- _What to do_
Set down each record below precisely, skipping the pictures.

- _Material for this task_

---------------

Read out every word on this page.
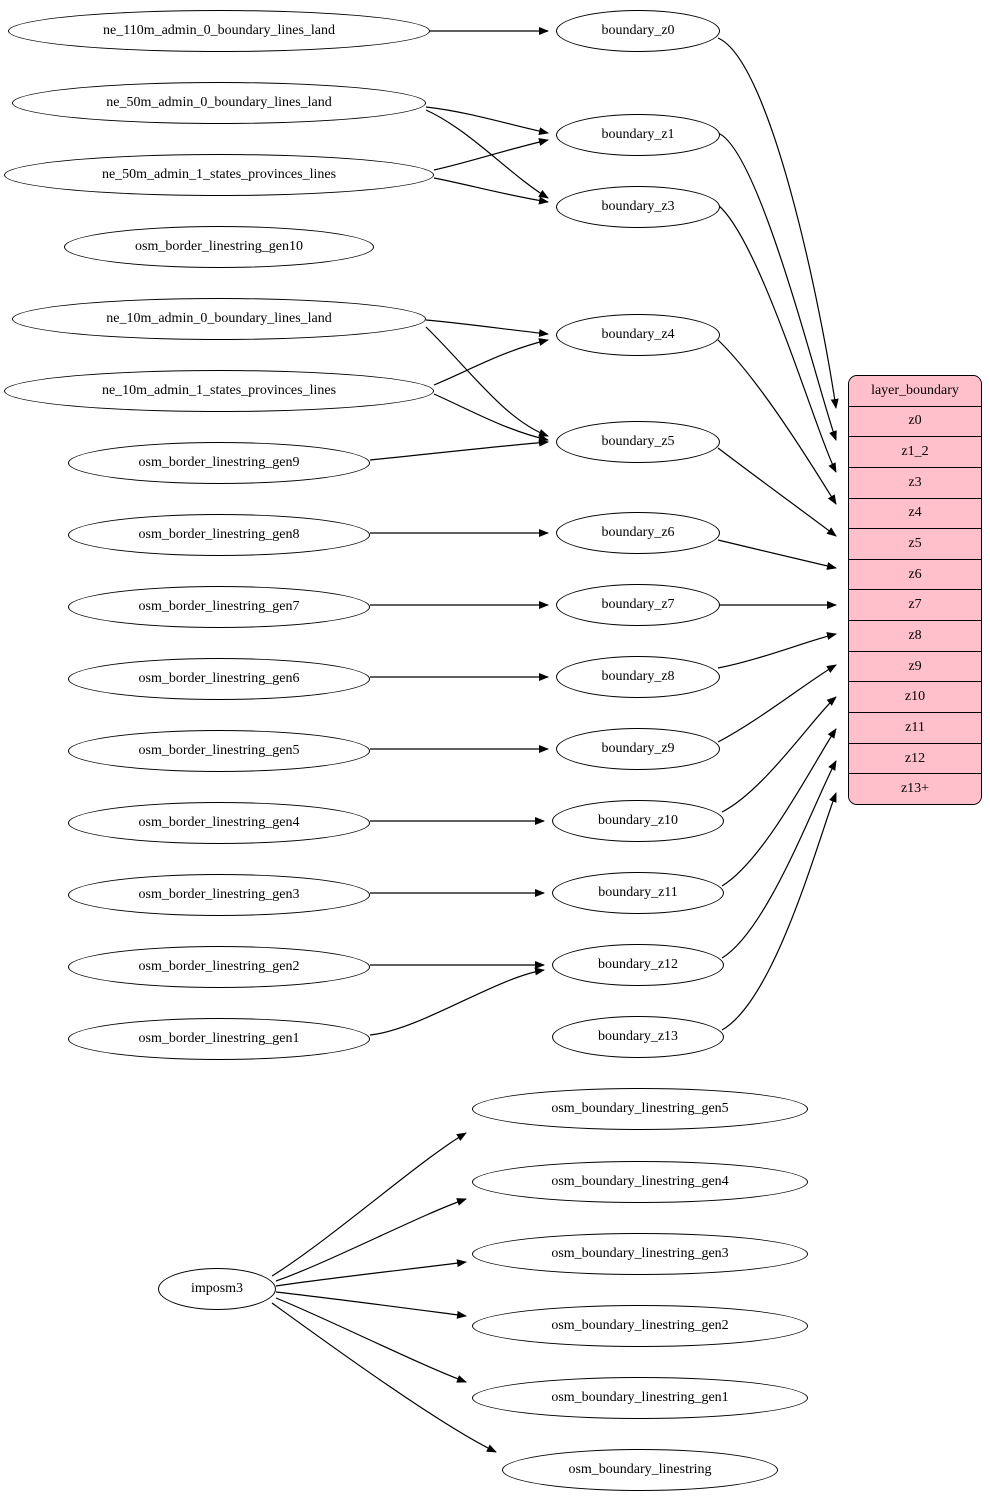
ne_110m_admin_0_boundary_lines_land
ne_50m_admin_0_boundary_lines_land
ne_50m_admin_1_states_provinces_lines
osm_border_linestring_gen10
ne_10m_admin_0_boundary_lines_land
ne_10m_admin_1_states_provinces_lines
osm_border_linestring_gen9
osm_border_linestring_gen8
osm_border_linestring_gen7
osm_border_linestring_gen6
osm_border_linestring_gen5
osm_border_linestring_gen4
osm_border_linestring_gen3
osm_border_linestring_gen2
osm_border_linestring_gen1
boundary_z0
boundary_z1
boundary_z3
boundary_z4
boundary_z5
boundary_z6
boundary_z7
boundary_z8
boundary_z9
boundary_z10
boundary_z11
boundary_z12
boundary_z13
layer_boundary
z0
z1_2
z3
z4
z5
z6
z7
z8
z9
z10
z11
z12
z13+
imposm3
osm_boundary_linestring_gen5
osm_boundary_linestring_gen4
osm_boundary_linestring_gen3
osm_boundary_linestring_gen2
osm_boundary_linestring_gen1
osm_boundary_linestring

---------------

- _Expected answer_
Read out every word on this page.
ne_110m_admin_0_boundary_lines_land
ne_50m_admin_0_boundary_lines_land
ne_50m_admin_1_states_provinces_lines
osm_border_linestring_gen10
ne_10m_admin_0_boundary_lines_land
ne_10m_admin_1_states_provinces_lines
osm_border_linestring_gen9
osm_border_linestring_gen8
osm_border_linestring_gen7
osm_border_linestring_gen6
osm_border_linestring_gen5
osm_border_linestring_gen4
osm_border_linestring_gen3
osm_border_linestring_gen2
osm_border_linestring_gen1
boundary_z0
boundary_z1
boundary_z3
boundary_z4
boundary_z5
boundary_z6
boundary_z7
boundary_z8
boundary_z9
boundary_z10
boundary_z11
boundary_z12
boundary_z13
layer_boundary
z0
z1_2
z3
z4
z5
z6
z7
z8
z9
z10
z11
z12
z13+
imposm3
osm_boundary_linestring_gen5
osm_boundary_linestring_gen4
osm_boundary_linestring_gen3
osm_boundary_linestring_gen2
osm_boundary_linestring_gen1
osm_boundary_linestring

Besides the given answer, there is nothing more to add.